### DO THIS
The answer is one number: how many lines in the data below hold "with".

____ INPUT DATA

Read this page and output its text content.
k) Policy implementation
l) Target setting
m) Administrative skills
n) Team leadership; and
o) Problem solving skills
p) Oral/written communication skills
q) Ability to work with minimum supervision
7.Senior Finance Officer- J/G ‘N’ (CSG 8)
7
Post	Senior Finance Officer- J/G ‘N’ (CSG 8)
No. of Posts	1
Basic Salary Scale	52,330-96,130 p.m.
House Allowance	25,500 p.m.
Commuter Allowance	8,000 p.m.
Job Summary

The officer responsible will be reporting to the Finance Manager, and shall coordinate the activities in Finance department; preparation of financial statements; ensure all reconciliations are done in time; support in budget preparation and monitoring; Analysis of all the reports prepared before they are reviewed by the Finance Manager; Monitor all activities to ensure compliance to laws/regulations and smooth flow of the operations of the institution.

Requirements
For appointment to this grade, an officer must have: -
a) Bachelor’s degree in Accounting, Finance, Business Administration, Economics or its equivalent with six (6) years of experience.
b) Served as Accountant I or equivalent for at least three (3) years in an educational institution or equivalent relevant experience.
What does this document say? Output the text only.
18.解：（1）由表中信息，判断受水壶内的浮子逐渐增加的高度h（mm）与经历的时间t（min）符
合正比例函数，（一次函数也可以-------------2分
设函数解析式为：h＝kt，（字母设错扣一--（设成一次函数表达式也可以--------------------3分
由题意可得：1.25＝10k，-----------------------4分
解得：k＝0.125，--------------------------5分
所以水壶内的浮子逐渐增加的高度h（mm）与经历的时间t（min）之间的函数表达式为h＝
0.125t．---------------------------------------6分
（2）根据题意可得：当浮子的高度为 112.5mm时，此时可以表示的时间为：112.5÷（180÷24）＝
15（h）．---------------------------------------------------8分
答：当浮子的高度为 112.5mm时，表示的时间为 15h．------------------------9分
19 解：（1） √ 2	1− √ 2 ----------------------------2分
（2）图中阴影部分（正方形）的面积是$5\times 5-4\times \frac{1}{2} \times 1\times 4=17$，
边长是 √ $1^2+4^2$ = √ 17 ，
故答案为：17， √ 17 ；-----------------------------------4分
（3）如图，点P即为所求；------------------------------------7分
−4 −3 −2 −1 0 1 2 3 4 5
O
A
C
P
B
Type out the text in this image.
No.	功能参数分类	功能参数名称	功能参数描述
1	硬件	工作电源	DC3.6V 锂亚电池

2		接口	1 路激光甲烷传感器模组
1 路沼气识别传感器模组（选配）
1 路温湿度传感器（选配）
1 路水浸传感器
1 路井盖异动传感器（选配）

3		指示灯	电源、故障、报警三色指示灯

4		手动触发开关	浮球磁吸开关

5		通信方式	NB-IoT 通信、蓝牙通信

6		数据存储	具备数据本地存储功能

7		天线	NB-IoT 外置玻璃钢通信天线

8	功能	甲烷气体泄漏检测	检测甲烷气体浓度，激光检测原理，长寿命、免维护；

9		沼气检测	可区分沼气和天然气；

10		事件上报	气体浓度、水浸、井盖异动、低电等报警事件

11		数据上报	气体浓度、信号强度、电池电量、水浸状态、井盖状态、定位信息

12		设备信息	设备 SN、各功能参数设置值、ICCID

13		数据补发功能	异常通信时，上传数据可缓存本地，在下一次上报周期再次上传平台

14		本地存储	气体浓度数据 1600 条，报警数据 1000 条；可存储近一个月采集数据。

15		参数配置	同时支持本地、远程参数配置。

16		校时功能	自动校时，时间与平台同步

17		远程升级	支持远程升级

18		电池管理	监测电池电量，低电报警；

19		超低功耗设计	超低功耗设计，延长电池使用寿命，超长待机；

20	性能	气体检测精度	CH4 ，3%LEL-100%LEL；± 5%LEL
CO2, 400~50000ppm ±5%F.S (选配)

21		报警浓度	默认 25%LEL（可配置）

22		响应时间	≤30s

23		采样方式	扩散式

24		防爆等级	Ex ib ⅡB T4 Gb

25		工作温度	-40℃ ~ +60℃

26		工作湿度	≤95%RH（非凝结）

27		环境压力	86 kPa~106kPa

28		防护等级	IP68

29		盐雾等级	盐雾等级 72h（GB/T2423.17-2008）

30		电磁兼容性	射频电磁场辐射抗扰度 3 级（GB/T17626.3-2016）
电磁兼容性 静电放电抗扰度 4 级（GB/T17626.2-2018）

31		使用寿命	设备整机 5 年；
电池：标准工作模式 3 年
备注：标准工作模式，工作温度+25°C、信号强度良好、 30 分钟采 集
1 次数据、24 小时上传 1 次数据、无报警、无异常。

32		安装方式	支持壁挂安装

________

### ANSWER FOR THIS EXERCISE
2